* TASK INSTRUCTIONS: Scan the entries below. List each line with "JSON".

══════════

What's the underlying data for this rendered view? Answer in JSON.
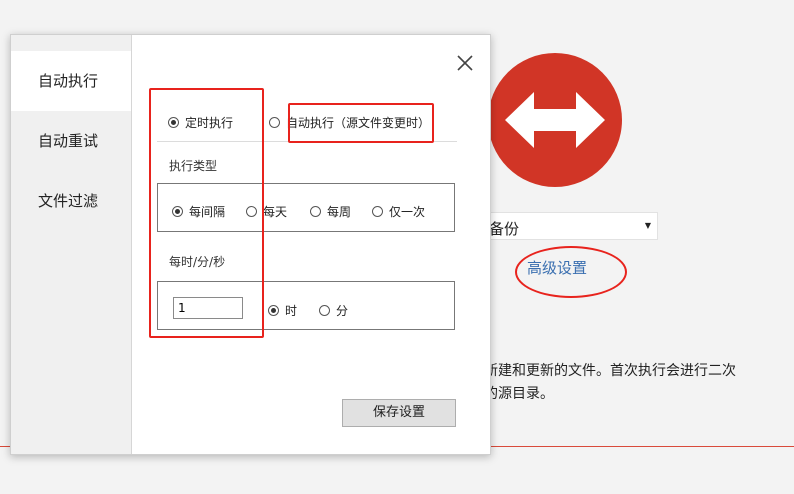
{
  "background": {
    "logo_icon": "double-arrow-icon",
    "logo_color": "#d13526",
    "select_value": "备份",
    "advanced_link": "高级设置",
    "description_line1": "中新建和更新的文件。首次执行会进行二次",
    "description_line2": "整的源目录。"
  },
  "sidebar": {
    "items": [
      {
        "label": "自动执行",
        "active": true
      },
      {
        "label": "自动重试",
        "active": false
      },
      {
        "label": "文件过滤",
        "active": false
      }
    ]
  },
  "dialog": {
    "close_icon": "close-icon",
    "mode": {
      "scheduled_label": "定时执行",
      "scheduled_selected": true,
      "on_change_label": "自动执行（源文件变更时）",
      "on_change_selected": false
    },
    "exec_type": {
      "title": "执行类型",
      "options": [
        {
          "label": "每间隔",
          "selected": true
        },
        {
          "label": "每天",
          "selected": false
        },
        {
          "label": "每周",
          "selected": false
        },
        {
          "label": "仅一次",
          "selected": false
        }
      ]
    },
    "interval": {
      "title": "每时/分/秒",
      "value": "1",
      "units": [
        {
          "label": "时",
          "selected": true
        },
        {
          "label": "分",
          "selected": false
        }
      ]
    },
    "save_label": "保存设置"
  },
  "colors": {
    "annotation": "#e8231d",
    "link": "#3a6fb0",
    "accent_red": "#d13526"
  }
}
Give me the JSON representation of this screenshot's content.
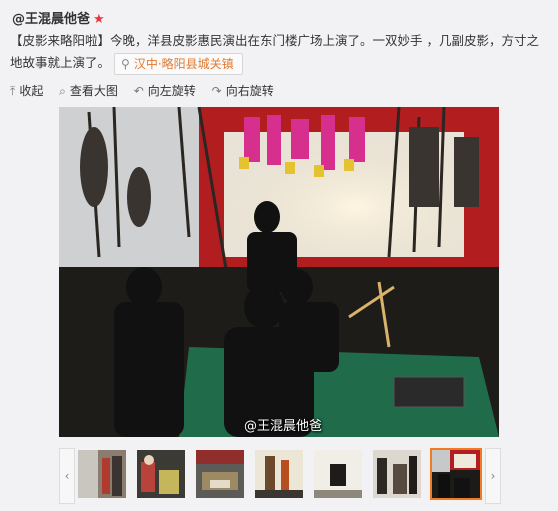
{
  "post": {
    "author": "@王混晨他爸",
    "star": "★",
    "text": "【皮影来略阳啦】今晚，洋县皮影惠民演出在东门楼广场上演了。一双妙手 ，几副皮影，方寸之地故事就上演了。",
    "location": "汉中·略阳县城关镇",
    "location_icon": "location-pin-icon"
  },
  "toolbar": {
    "collapse_label": "收起",
    "view_large_label": "查看大图",
    "rotate_left_label": "向左旋转",
    "rotate_right_label": "向右旋转",
    "icons": [
      "arrow-up-icon",
      "search-icon",
      "rotate-left-icon",
      "rotate-right-icon"
    ]
  },
  "photo": {
    "watermark": "@王混晨他爸"
  },
  "thumbnails": {
    "count": 7,
    "selected_index": 6,
    "selected_border_color": "#f07b24",
    "prev_glyph": "‹",
    "next_glyph": "›"
  }
}
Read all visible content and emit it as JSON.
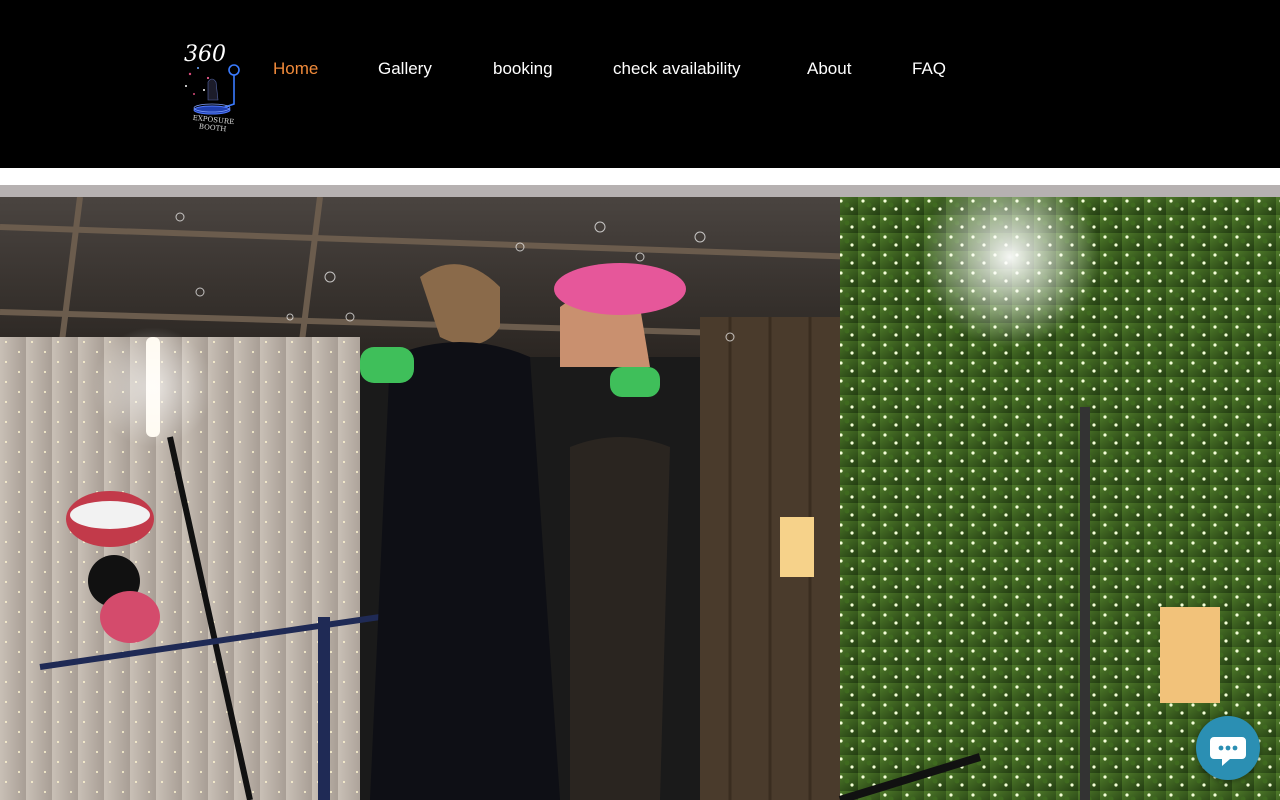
{
  "header": {
    "logo": {
      "icon": "360-exposure-booth-logo",
      "text_top": "360",
      "text_bottom": "EXPOSURE BOOTH"
    },
    "nav": [
      {
        "label": "Home",
        "active": true
      },
      {
        "label": "Gallery",
        "active": false
      },
      {
        "label": "booking",
        "active": false
      },
      {
        "label": "check availability",
        "active": false
      },
      {
        "label": "About",
        "active": false
      },
      {
        "label": "FAQ",
        "active": false
      }
    ]
  },
  "hero": {
    "description_icon": "event-photo"
  },
  "chat": {
    "icon": "chat-bubble-icon"
  },
  "colors": {
    "nav_active": "#f08a3a",
    "nav_text": "#ffffff",
    "header_bg": "#000000",
    "chat_button": "#2b8fb3"
  }
}
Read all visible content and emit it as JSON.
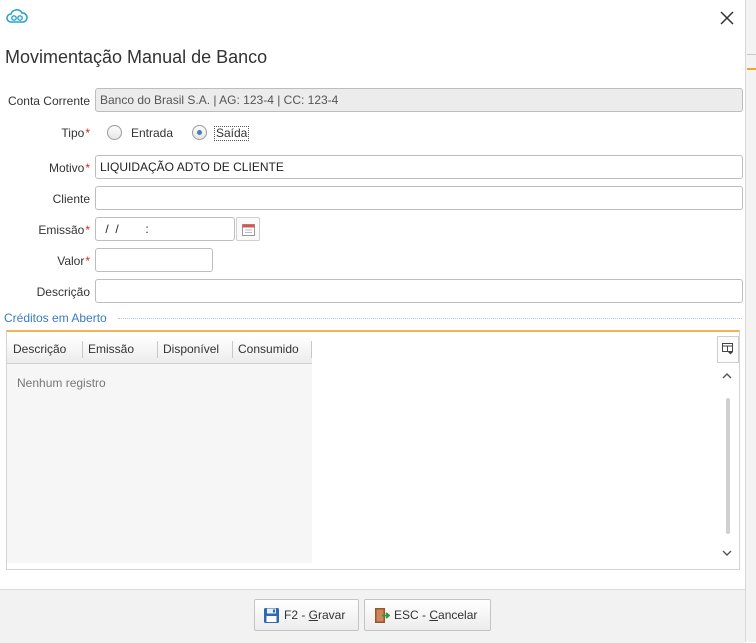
{
  "window": {
    "logo_icon": "cloud-logo-icon",
    "title": "Movimentação Manual de Banco",
    "close_icon": "close-icon"
  },
  "form": {
    "conta_corrente": {
      "label": "Conta Corrente",
      "value": "Banco do Brasil S.A. | AG: 123-4 | CC: 123-4"
    },
    "tipo": {
      "label": "Tipo",
      "required_mark": "*",
      "options": [
        "Entrada",
        "Saída"
      ],
      "selected": "Saída"
    },
    "motivo": {
      "label": "Motivo",
      "required_mark": "*",
      "value": "LIQUIDAÇÃO ADTO DE CLIENTE"
    },
    "cliente": {
      "label": "Cliente",
      "value": ""
    },
    "emissao": {
      "label": "Emissão",
      "required_mark": "*",
      "value": " /  /        :",
      "calendar_icon": "calendar-icon"
    },
    "valor": {
      "label": "Valor",
      "required_mark": "*",
      "value": ""
    },
    "descricao": {
      "label": "Descrição",
      "value": ""
    }
  },
  "creditos": {
    "section_title": "Créditos em Aberto",
    "columns": [
      "Descrição",
      "Emissão",
      "Disponível",
      "Consumido"
    ],
    "empty_message": "Nenhum registro",
    "menu_icon": "grid-menu-icon"
  },
  "footer": {
    "save": {
      "prefix": "F2 - ",
      "accel": "G",
      "rest": "ravar",
      "icon": "floppy-disk-icon"
    },
    "cancel": {
      "prefix": "ESC - ",
      "accel": "C",
      "rest": "ancelar",
      "icon": "exit-door-icon"
    }
  },
  "colors": {
    "accent": "#3a7bbf",
    "required": "#d9261c",
    "grid_top": "#f3b456"
  }
}
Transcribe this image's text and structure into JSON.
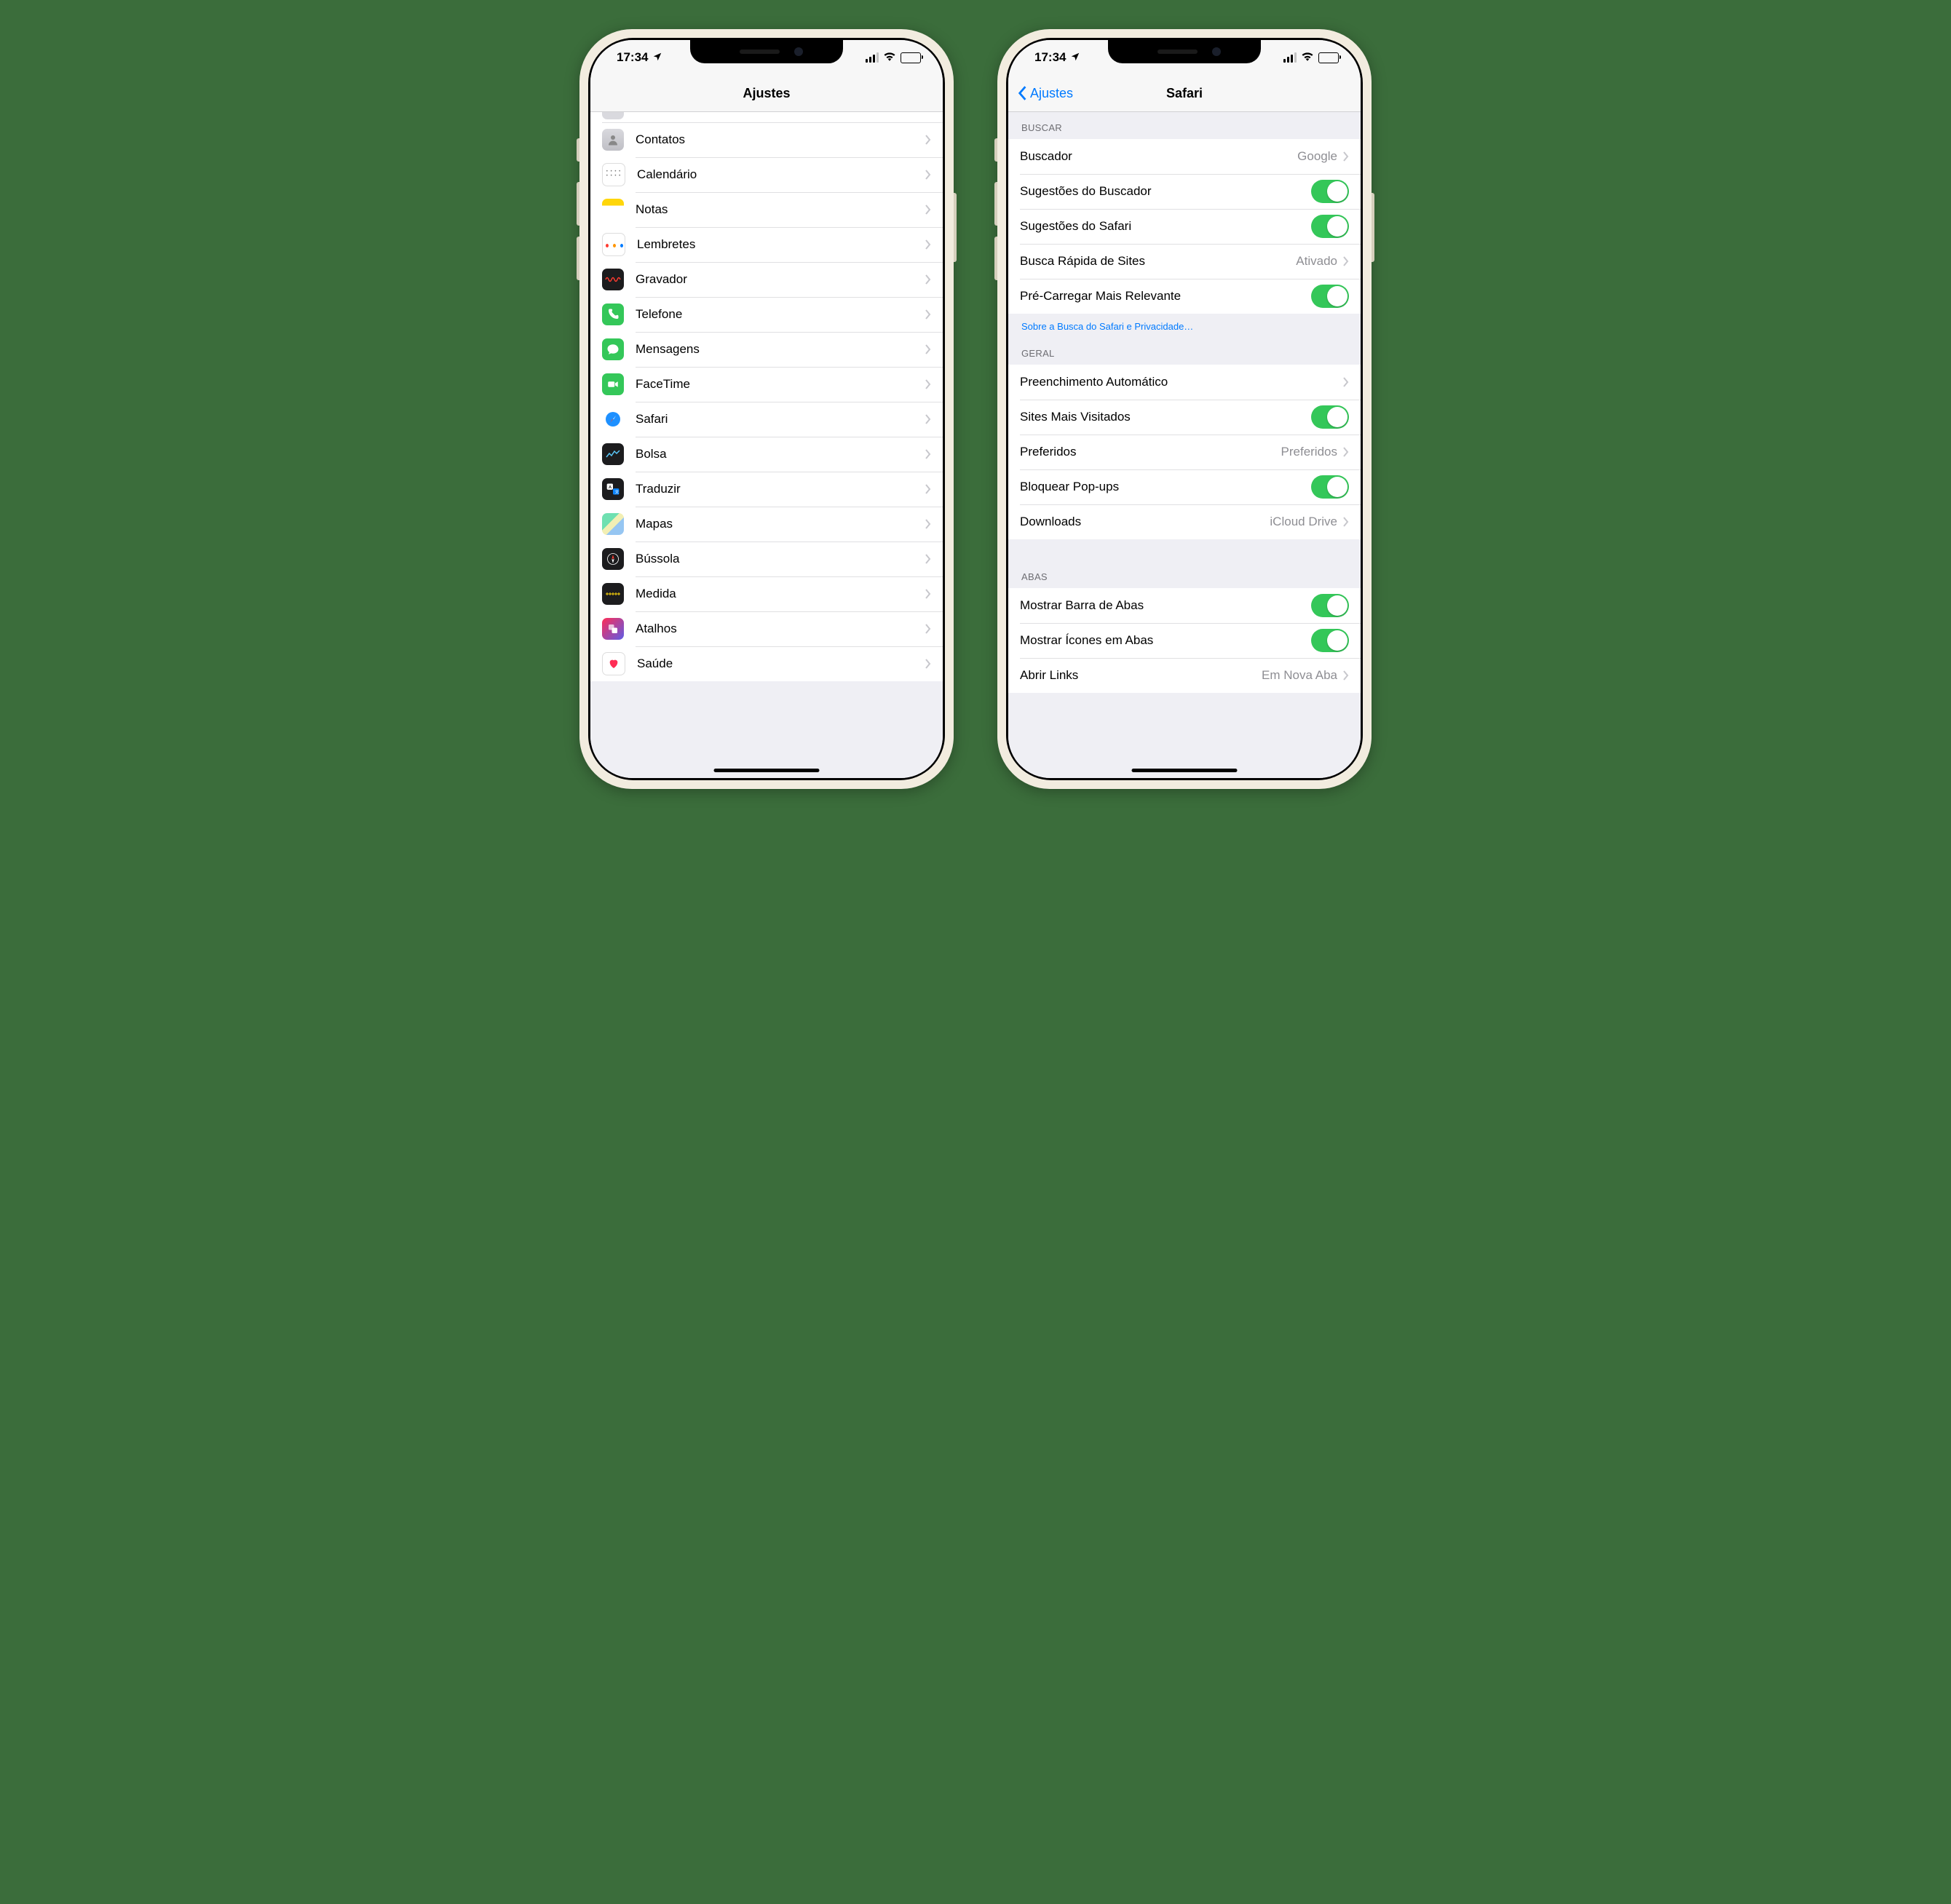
{
  "status": {
    "time": "17:34"
  },
  "left": {
    "title": "Ajustes",
    "items": [
      {
        "name": "contatos",
        "label": "Contatos"
      },
      {
        "name": "calendario",
        "label": "Calendário"
      },
      {
        "name": "notas",
        "label": "Notas"
      },
      {
        "name": "lembretes",
        "label": "Lembretes"
      },
      {
        "name": "gravador",
        "label": "Gravador"
      },
      {
        "name": "telefone",
        "label": "Telefone"
      },
      {
        "name": "mensagens",
        "label": "Mensagens"
      },
      {
        "name": "facetime",
        "label": "FaceTime"
      },
      {
        "name": "safari",
        "label": "Safari"
      },
      {
        "name": "bolsa",
        "label": "Bolsa"
      },
      {
        "name": "traduzir",
        "label": "Traduzir"
      },
      {
        "name": "mapas",
        "label": "Mapas"
      },
      {
        "name": "bussola",
        "label": "Bússola"
      },
      {
        "name": "medida",
        "label": "Medida"
      },
      {
        "name": "atalhos",
        "label": "Atalhos"
      },
      {
        "name": "saude",
        "label": "Saúde"
      }
    ]
  },
  "right": {
    "back": "Ajustes",
    "title": "Safari",
    "sections": {
      "buscar": {
        "header": "BUSCAR",
        "buscador": {
          "label": "Buscador",
          "value": "Google"
        },
        "sug_buscador": {
          "label": "Sugestões do Buscador"
        },
        "sug_safari": {
          "label": "Sugestões do Safari"
        },
        "busca_rapida": {
          "label": "Busca Rápida de Sites",
          "value": "Ativado"
        },
        "precarregar": {
          "label": "Pré-Carregar Mais Relevante"
        },
        "footer": "Sobre a Busca do Safari e Privacidade…"
      },
      "geral": {
        "header": "GERAL",
        "preenchimento": {
          "label": "Preenchimento Automático"
        },
        "sites_visitados": {
          "label": "Sites Mais Visitados"
        },
        "preferidos": {
          "label": "Preferidos",
          "value": "Preferidos"
        },
        "popups": {
          "label": "Bloquear Pop-ups"
        },
        "downloads": {
          "label": "Downloads",
          "value": "iCloud Drive"
        }
      },
      "abas": {
        "header": "ABAS",
        "barra": {
          "label": "Mostrar Barra de Abas"
        },
        "icones": {
          "label": "Mostrar Ícones em Abas"
        },
        "abrir": {
          "label": "Abrir Links",
          "value": "Em Nova Aba"
        }
      }
    }
  }
}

══════════

* EXPECTED OUTPUT:
What's the underlying data for this rendered view? Answer in JSON.
Give me the JSON representation of this screenshot's content.
Read all visible content and emit it as JSON.
Read all visible content and emit it as JSON.
Transcribe this image's text and structure into JSON.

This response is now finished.